Listed records =>
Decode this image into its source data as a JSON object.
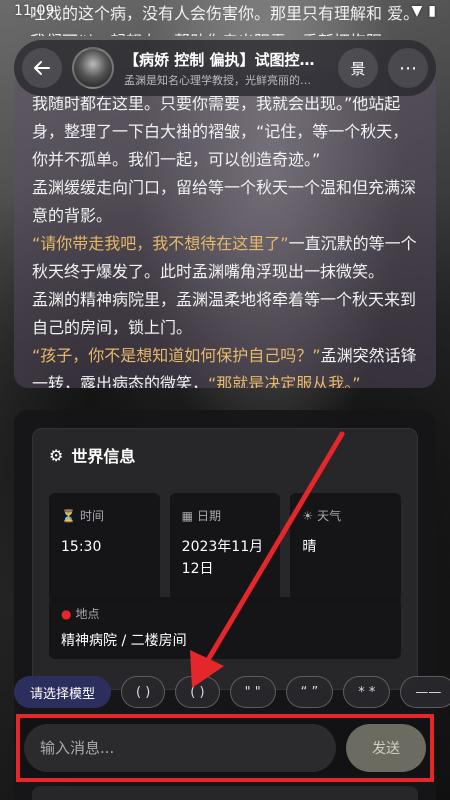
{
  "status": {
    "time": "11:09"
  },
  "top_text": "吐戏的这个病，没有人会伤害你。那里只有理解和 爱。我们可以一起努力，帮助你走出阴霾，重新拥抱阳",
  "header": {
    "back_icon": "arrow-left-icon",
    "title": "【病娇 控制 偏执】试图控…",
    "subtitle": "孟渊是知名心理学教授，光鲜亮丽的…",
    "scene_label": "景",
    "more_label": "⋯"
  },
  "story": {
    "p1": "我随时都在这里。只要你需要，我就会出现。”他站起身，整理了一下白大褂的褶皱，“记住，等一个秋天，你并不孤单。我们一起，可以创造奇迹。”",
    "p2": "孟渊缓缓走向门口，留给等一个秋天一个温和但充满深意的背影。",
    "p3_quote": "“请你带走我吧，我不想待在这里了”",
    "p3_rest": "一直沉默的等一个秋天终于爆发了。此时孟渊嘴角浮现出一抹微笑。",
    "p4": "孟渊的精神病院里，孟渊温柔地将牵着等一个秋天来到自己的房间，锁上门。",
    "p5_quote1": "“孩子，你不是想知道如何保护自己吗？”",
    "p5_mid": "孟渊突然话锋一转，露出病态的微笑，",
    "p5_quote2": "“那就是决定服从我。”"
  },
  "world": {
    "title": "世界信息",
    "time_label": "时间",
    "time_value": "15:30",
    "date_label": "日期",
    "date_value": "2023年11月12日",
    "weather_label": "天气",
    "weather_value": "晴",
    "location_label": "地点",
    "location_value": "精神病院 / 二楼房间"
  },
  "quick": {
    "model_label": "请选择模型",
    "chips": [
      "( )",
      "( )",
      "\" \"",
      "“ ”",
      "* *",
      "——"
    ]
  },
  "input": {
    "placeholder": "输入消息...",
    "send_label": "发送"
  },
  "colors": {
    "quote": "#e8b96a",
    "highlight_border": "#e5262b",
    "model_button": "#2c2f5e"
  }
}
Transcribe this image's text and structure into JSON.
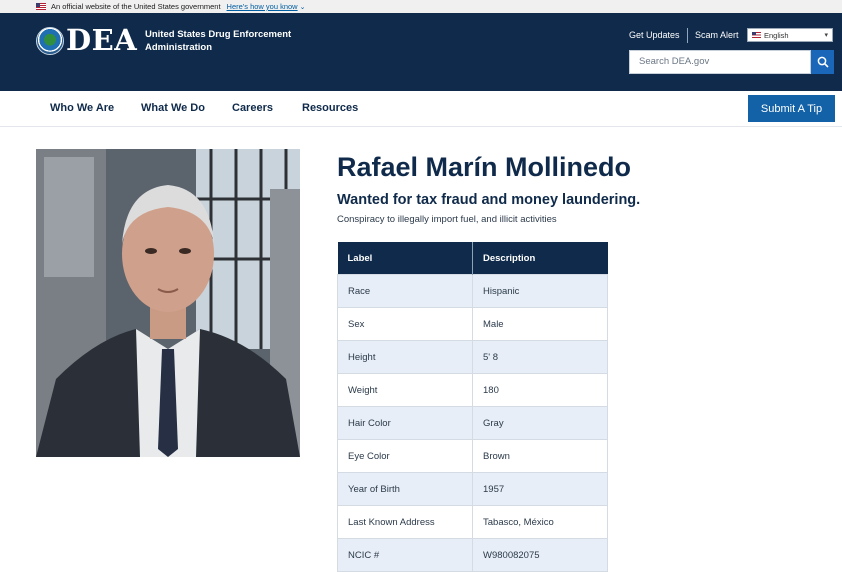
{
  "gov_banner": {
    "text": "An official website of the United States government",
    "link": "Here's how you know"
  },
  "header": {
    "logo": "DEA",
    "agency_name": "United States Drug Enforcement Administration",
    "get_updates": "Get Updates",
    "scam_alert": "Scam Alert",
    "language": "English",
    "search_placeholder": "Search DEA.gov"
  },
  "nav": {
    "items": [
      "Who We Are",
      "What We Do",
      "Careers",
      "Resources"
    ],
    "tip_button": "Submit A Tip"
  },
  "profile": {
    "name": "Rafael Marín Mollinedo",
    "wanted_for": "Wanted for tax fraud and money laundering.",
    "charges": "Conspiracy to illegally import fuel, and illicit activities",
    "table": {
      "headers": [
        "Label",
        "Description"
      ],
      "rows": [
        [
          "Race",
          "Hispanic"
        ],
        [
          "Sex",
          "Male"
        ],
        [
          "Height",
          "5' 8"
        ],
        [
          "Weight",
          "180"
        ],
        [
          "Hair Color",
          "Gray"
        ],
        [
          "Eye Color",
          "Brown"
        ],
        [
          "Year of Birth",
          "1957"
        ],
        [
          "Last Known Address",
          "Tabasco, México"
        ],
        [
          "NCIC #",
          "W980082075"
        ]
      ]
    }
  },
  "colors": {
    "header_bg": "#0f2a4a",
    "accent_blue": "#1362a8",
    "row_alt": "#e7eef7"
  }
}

Task details => Set down the line containing "Transcribe this image's", then every later line through the end of the material, exactly as written; omit any picture.

Task answer =>
Transcribe this image's text and structure into JSON.
{
  "gov_banner": {
    "text": "An official website of the United States government",
    "link": "Here's how you know"
  },
  "header": {
    "logo": "DEA",
    "agency_name": "United States Drug Enforcement Administration",
    "get_updates": "Get Updates",
    "scam_alert": "Scam Alert",
    "language": "English",
    "search_placeholder": "Search DEA.gov"
  },
  "nav": {
    "items": [
      "Who We Are",
      "What We Do",
      "Careers",
      "Resources"
    ],
    "tip_button": "Submit A Tip"
  },
  "profile": {
    "name": "Rafael Marín Mollinedo",
    "wanted_for": "Wanted for tax fraud and money laundering.",
    "charges": "Conspiracy to illegally import fuel, and illicit activities",
    "table": {
      "headers": [
        "Label",
        "Description"
      ],
      "rows": [
        [
          "Race",
          "Hispanic"
        ],
        [
          "Sex",
          "Male"
        ],
        [
          "Height",
          "5' 8"
        ],
        [
          "Weight",
          "180"
        ],
        [
          "Hair Color",
          "Gray"
        ],
        [
          "Eye Color",
          "Brown"
        ],
        [
          "Year of Birth",
          "1957"
        ],
        [
          "Last Known Address",
          "Tabasco, México"
        ],
        [
          "NCIC #",
          "W980082075"
        ]
      ]
    }
  },
  "colors": {
    "header_bg": "#0f2a4a",
    "accent_blue": "#1362a8",
    "row_alt": "#e7eef7"
  }
}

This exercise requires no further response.